Input for this task
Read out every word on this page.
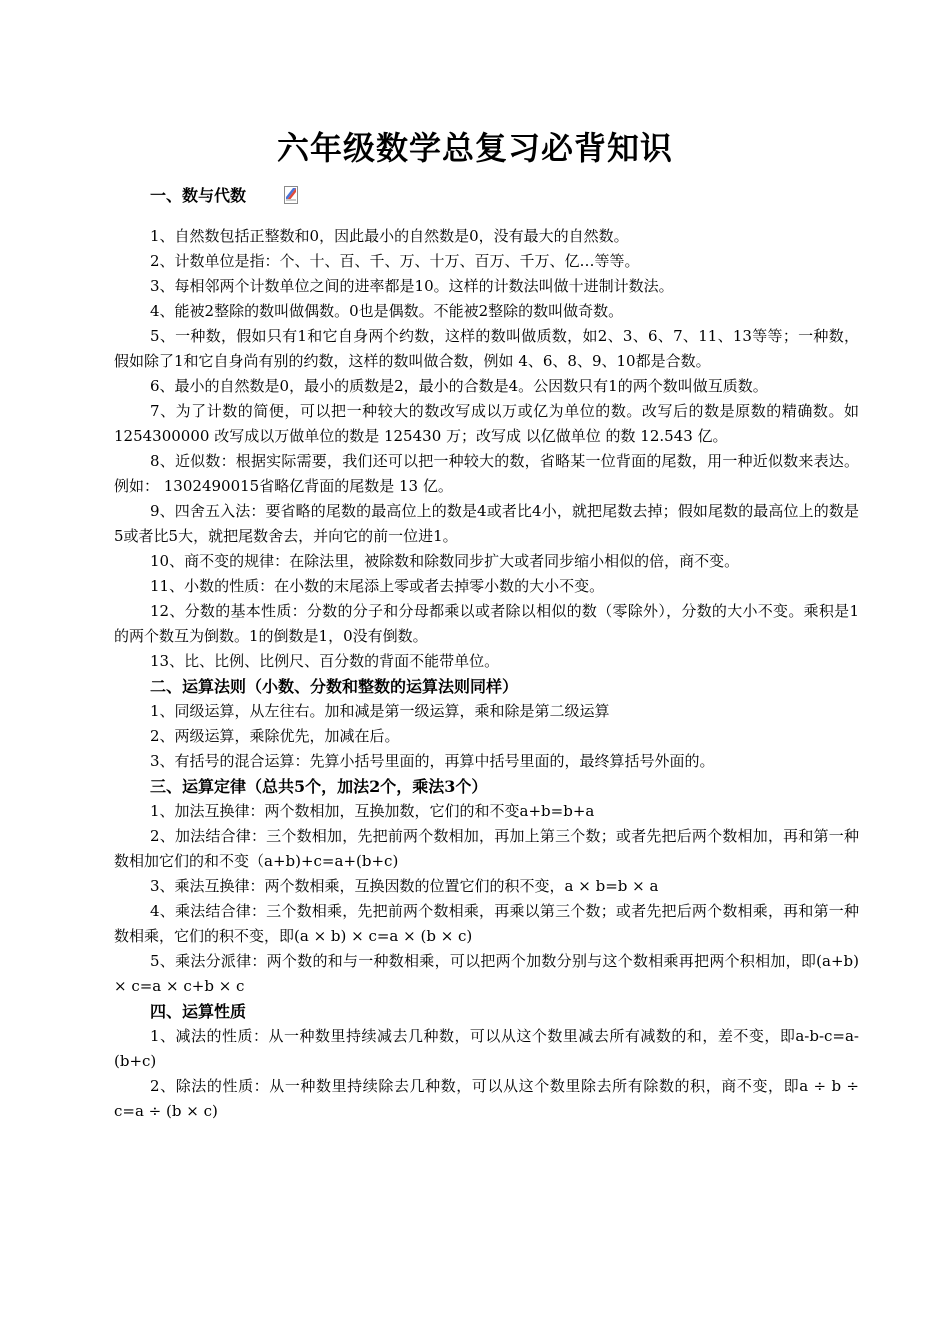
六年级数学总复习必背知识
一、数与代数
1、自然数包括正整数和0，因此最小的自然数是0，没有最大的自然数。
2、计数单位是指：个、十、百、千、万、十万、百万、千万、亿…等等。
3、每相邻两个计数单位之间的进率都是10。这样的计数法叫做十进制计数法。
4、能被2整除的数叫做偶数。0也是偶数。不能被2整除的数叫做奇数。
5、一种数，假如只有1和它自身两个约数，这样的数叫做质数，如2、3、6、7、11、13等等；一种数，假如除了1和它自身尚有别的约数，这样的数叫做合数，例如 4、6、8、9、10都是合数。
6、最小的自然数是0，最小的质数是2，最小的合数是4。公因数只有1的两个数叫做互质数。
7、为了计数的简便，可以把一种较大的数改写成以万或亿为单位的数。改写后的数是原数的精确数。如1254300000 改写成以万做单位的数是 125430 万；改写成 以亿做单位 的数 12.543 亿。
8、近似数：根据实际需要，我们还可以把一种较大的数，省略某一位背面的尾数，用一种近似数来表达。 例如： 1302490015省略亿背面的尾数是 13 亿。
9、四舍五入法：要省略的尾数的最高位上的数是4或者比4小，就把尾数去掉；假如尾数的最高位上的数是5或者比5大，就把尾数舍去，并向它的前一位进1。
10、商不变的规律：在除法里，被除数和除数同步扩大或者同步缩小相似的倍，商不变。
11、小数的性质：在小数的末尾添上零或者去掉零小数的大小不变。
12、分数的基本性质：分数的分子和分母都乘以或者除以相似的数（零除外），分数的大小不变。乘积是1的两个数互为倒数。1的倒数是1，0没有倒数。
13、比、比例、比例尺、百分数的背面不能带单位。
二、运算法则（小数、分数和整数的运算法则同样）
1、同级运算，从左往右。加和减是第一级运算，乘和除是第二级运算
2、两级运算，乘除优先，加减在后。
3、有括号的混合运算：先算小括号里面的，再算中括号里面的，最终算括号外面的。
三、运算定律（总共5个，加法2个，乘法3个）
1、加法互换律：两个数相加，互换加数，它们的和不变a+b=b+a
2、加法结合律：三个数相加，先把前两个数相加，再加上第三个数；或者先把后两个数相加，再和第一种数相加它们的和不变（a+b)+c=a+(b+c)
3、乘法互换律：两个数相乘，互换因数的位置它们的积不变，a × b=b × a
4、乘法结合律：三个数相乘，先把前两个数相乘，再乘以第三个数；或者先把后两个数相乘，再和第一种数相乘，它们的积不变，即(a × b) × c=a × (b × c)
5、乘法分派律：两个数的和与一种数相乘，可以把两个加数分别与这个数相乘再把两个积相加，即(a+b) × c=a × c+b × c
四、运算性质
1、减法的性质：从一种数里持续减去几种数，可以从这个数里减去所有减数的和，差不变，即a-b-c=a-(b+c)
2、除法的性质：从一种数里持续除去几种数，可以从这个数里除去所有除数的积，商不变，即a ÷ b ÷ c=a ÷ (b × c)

Directions
Images in the records should not be copied. Repeat all the rest exactly.

Solution
Read out every word on this page.
六年级数学总复习必背知识
一、数与代数
1、自然数包括正整数和0，因此最小的自然数是0，没有最大的自然数。
2、计数单位是指：个、十、百、千、万、十万、百万、千万、亿…等等。
3、每相邻两个计数单位之间的进率都是10。这样的计数法叫做十进制计数法。
4、能被2整除的数叫做偶数。0也是偶数。不能被2整除的数叫做奇数。
5、一种数，假如只有1和它自身两个约数，这样的数叫做质数，如2、3、6、7、11、13等等；一种数，假如除了1和它自身尚有别的约数，这样的数叫做合数，例如 4、6、8、9、10都是合数。
6、最小的自然数是0，最小的质数是2，最小的合数是4。公因数只有1的两个数叫做互质数。
7、为了计数的简便，可以把一种较大的数改写成以万或亿为单位的数。改写后的数是原数的精确数。如1254300000 改写成以万做单位的数是 125430 万；改写成 以亿做单位 的数 12.543 亿。
8、近似数：根据实际需要，我们还可以把一种较大的数，省略某一位背面的尾数，用一种近似数来表达。 例如： 1302490015省略亿背面的尾数是 13 亿。
9、四舍五入法：要省略的尾数的最高位上的数是4或者比4小，就把尾数去掉；假如尾数的最高位上的数是5或者比5大，就把尾数舍去，并向它的前一位进1。
10、商不变的规律：在除法里，被除数和除数同步扩大或者同步缩小相似的倍，商不变。
11、小数的性质：在小数的末尾添上零或者去掉零小数的大小不变。
12、分数的基本性质：分数的分子和分母都乘以或者除以相似的数（零除外），分数的大小不变。乘积是1的两个数互为倒数。1的倒数是1，0没有倒数。
13、比、比例、比例尺、百分数的背面不能带单位。
二、运算法则（小数、分数和整数的运算法则同样）
1、同级运算，从左往右。加和减是第一级运算，乘和除是第二级运算
2、两级运算，乘除优先，加减在后。
3、有括号的混合运算：先算小括号里面的，再算中括号里面的，最终算括号外面的。
三、运算定律（总共5个，加法2个，乘法3个）
1、加法互换律：两个数相加，互换加数，它们的和不变a+b=b+a
2、加法结合律：三个数相加，先把前两个数相加，再加上第三个数；或者先把后两个数相加，再和第一种数相加它们的和不变（a+b)+c=a+(b+c)
3、乘法互换律：两个数相乘，互换因数的位置它们的积不变，a × b=b × a
4、乘法结合律：三个数相乘，先把前两个数相乘，再乘以第三个数；或者先把后两个数相乘，再和第一种数相乘，它们的积不变，即(a × b) × c=a × (b × c)
5、乘法分派律：两个数的和与一种数相乘，可以把两个加数分别与这个数相乘再把两个积相加，即(a+b) × c=a × c+b × c
四、运算性质
1、减法的性质：从一种数里持续减去几种数，可以从这个数里减去所有减数的和，差不变，即a-b-c=a-(b+c)
2、除法的性质：从一种数里持续除去几种数，可以从这个数里除去所有除数的积，商不变，即a ÷ b ÷ c=a ÷ (b × c)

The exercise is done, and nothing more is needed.